● **What to do**: Only lines with the word "data" are needed; collect each of them from the listing below.
** START OF The records **
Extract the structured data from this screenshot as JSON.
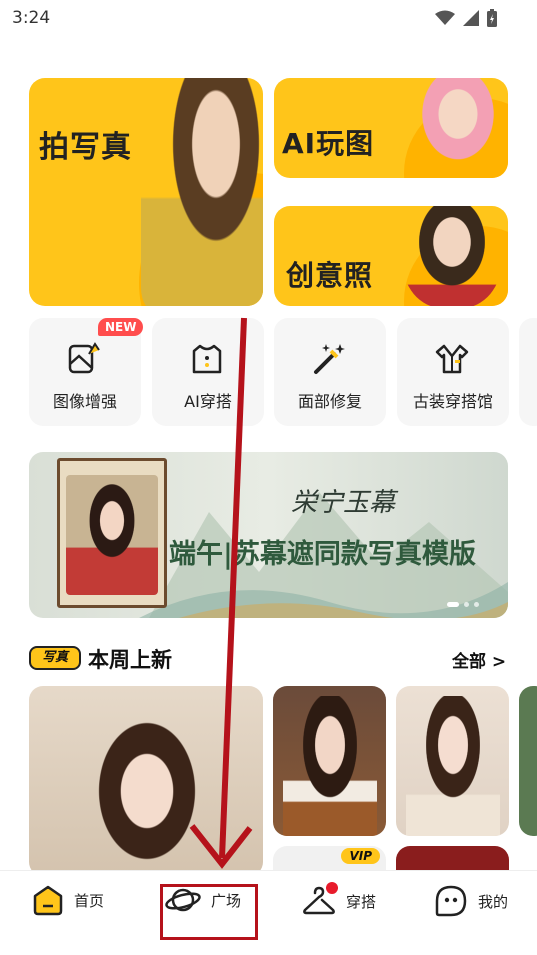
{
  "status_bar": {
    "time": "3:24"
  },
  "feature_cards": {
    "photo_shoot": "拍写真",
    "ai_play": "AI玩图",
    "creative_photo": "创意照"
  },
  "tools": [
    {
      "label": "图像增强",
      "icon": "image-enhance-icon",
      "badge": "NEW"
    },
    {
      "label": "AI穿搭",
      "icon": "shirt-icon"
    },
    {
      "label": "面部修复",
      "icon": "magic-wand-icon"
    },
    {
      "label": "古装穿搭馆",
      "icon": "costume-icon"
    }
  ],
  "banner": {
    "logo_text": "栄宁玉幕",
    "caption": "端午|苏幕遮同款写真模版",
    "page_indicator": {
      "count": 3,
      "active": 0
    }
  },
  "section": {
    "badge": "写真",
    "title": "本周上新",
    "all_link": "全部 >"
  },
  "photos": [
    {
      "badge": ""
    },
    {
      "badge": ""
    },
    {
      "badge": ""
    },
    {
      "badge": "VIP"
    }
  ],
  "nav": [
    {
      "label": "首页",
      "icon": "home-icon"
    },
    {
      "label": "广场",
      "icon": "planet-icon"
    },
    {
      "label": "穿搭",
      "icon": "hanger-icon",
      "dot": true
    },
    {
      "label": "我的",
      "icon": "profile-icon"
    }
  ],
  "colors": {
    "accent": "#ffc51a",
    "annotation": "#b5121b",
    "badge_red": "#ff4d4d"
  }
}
** END OF The records **
** START OF The records **
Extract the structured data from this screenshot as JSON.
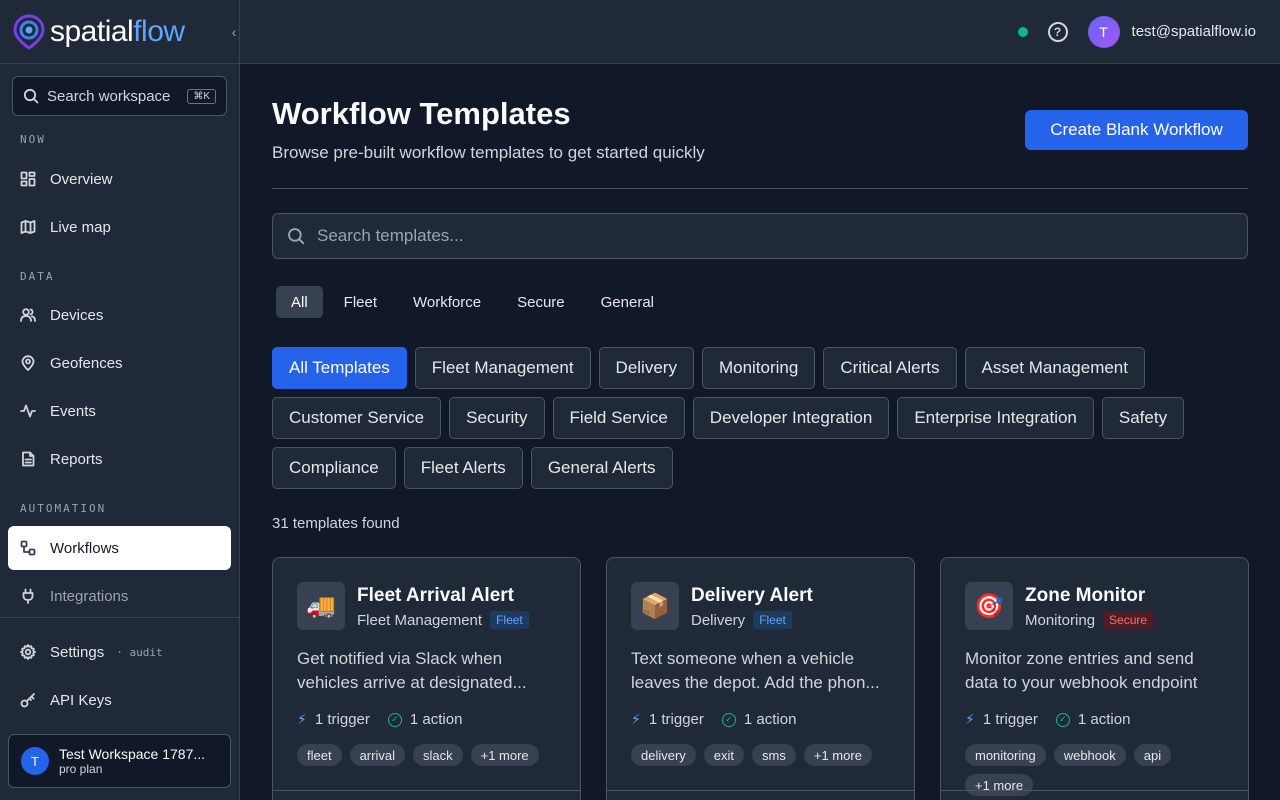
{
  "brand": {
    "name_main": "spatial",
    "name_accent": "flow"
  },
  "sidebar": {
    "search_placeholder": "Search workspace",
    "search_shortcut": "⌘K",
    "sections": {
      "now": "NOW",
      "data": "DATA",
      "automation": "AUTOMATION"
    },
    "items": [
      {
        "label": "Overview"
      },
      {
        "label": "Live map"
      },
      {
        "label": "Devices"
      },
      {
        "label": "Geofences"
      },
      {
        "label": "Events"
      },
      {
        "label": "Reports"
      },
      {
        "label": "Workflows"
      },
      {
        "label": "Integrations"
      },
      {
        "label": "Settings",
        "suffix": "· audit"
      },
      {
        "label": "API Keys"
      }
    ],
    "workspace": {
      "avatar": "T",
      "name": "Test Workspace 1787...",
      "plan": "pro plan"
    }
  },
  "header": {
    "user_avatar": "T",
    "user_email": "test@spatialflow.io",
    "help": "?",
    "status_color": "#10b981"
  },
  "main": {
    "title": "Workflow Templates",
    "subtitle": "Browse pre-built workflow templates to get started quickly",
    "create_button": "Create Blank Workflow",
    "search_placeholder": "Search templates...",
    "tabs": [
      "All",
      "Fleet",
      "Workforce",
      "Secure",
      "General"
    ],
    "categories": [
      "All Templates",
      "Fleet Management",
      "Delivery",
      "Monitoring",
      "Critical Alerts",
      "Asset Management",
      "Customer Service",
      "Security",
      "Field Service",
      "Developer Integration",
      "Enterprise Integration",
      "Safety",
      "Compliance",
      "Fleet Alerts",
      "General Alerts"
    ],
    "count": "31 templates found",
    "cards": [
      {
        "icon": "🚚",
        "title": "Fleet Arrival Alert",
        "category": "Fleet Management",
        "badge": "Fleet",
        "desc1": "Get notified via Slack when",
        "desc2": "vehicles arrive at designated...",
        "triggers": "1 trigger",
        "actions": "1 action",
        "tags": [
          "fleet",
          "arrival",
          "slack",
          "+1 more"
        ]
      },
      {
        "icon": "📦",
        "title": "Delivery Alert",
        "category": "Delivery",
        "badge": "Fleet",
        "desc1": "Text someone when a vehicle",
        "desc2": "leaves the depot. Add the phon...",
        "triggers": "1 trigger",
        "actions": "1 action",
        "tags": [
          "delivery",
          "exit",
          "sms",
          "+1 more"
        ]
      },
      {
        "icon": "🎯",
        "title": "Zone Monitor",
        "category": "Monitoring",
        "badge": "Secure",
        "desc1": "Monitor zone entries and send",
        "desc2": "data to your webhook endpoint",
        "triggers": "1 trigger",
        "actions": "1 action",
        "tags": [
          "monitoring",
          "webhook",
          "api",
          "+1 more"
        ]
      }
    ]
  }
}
** END OF The records **
● **Output for this exercise**:
Extract the structured data from this screenshot as JSON.
Extract the structured data from this screenshot as JSON.
      "data": "DATA",
        "desc2": "data to your webhook endpoint",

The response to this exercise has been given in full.